Required work: Of all the lines in the material, how many include the word "producer"? Give only the number.
-- Begin Information shown --
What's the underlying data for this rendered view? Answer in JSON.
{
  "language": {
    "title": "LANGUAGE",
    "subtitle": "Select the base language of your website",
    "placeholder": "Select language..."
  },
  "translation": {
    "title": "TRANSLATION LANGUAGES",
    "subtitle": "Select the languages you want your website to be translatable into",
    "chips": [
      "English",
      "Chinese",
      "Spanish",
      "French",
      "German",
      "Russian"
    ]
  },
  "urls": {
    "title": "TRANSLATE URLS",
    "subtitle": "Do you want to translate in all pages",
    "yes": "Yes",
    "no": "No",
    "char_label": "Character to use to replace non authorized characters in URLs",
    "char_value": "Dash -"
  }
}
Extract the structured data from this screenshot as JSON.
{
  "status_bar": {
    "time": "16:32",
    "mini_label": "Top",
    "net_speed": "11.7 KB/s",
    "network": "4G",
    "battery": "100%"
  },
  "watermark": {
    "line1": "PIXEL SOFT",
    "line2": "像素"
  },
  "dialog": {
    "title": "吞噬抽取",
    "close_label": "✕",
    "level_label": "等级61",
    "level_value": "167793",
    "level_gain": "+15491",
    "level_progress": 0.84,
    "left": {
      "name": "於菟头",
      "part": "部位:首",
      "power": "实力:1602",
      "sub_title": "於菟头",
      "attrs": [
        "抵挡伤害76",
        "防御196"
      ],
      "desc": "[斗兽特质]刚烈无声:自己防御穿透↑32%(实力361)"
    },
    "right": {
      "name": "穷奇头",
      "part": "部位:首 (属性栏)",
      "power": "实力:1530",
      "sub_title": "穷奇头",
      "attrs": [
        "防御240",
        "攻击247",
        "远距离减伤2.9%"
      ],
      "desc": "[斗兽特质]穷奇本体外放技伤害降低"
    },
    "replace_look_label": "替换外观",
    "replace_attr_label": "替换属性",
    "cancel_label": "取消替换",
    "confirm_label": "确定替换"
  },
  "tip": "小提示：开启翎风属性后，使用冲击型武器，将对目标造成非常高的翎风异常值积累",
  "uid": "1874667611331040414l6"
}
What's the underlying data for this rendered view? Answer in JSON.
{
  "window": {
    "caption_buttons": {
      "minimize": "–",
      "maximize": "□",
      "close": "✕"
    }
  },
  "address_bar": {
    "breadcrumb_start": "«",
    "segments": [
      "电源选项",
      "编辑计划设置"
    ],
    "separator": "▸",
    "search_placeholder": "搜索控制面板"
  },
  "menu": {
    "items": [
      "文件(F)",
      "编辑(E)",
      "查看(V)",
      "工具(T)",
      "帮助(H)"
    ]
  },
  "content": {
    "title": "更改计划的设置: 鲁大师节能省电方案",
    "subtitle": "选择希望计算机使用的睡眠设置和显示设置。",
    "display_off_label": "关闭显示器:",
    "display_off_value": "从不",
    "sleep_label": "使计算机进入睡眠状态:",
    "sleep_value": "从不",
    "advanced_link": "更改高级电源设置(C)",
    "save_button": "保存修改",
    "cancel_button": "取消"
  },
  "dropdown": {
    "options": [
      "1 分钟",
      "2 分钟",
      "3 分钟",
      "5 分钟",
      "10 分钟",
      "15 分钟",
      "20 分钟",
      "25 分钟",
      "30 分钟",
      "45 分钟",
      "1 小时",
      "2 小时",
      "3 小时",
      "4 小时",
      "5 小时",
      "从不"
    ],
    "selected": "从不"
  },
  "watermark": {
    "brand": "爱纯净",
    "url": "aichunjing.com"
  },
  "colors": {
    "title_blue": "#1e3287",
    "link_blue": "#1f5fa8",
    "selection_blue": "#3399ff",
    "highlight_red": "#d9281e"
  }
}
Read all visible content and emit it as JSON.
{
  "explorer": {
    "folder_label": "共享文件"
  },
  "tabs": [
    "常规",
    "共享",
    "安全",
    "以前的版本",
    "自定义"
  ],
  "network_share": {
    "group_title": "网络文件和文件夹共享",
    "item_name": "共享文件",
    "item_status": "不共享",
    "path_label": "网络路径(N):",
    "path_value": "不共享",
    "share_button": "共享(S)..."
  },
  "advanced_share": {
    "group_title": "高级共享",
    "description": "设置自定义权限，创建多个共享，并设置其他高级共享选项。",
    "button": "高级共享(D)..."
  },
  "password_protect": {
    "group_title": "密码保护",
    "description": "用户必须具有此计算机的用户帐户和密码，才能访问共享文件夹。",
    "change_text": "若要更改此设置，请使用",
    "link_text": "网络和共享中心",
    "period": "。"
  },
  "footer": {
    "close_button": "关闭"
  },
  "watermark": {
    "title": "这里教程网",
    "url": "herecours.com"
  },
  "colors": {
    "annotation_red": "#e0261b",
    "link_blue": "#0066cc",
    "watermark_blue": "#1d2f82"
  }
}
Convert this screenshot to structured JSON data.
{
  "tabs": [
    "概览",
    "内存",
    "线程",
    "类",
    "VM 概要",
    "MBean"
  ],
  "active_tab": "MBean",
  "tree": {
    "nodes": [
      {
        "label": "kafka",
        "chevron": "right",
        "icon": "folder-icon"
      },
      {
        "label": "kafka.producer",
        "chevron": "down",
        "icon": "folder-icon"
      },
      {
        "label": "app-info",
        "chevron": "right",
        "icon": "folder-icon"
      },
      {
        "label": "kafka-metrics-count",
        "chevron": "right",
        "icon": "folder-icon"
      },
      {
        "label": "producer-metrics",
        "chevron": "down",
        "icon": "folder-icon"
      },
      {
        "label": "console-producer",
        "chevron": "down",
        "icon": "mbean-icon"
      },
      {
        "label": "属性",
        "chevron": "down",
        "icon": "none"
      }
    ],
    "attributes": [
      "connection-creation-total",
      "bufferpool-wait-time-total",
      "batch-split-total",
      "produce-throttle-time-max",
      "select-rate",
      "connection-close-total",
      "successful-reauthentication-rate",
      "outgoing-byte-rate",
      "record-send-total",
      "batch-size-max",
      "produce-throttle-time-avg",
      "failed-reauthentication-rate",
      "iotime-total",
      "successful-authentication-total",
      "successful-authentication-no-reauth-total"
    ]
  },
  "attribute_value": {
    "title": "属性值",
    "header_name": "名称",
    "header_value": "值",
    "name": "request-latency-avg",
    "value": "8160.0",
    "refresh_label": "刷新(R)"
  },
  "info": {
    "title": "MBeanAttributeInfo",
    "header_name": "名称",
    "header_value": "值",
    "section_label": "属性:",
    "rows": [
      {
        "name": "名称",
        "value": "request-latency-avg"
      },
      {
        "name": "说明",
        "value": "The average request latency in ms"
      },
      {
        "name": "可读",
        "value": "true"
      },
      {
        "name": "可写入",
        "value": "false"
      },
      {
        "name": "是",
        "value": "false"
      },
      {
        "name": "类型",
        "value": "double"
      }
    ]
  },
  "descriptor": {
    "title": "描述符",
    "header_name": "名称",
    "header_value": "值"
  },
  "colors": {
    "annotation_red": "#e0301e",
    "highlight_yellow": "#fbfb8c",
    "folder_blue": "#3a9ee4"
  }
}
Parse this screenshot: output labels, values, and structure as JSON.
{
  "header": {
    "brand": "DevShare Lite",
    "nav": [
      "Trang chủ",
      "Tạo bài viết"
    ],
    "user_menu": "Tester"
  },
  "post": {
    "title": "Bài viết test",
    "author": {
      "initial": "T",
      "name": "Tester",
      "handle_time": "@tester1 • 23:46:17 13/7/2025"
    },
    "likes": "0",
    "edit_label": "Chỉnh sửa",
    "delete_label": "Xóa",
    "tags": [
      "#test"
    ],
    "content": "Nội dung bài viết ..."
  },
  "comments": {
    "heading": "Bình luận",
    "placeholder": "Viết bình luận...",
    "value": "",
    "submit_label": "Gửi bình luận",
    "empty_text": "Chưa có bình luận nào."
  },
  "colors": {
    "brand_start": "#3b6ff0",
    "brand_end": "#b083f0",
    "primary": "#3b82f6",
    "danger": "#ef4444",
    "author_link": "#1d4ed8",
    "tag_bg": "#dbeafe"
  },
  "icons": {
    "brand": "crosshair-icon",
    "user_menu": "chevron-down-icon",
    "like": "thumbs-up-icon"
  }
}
-- End Information shown --
Solution below: 3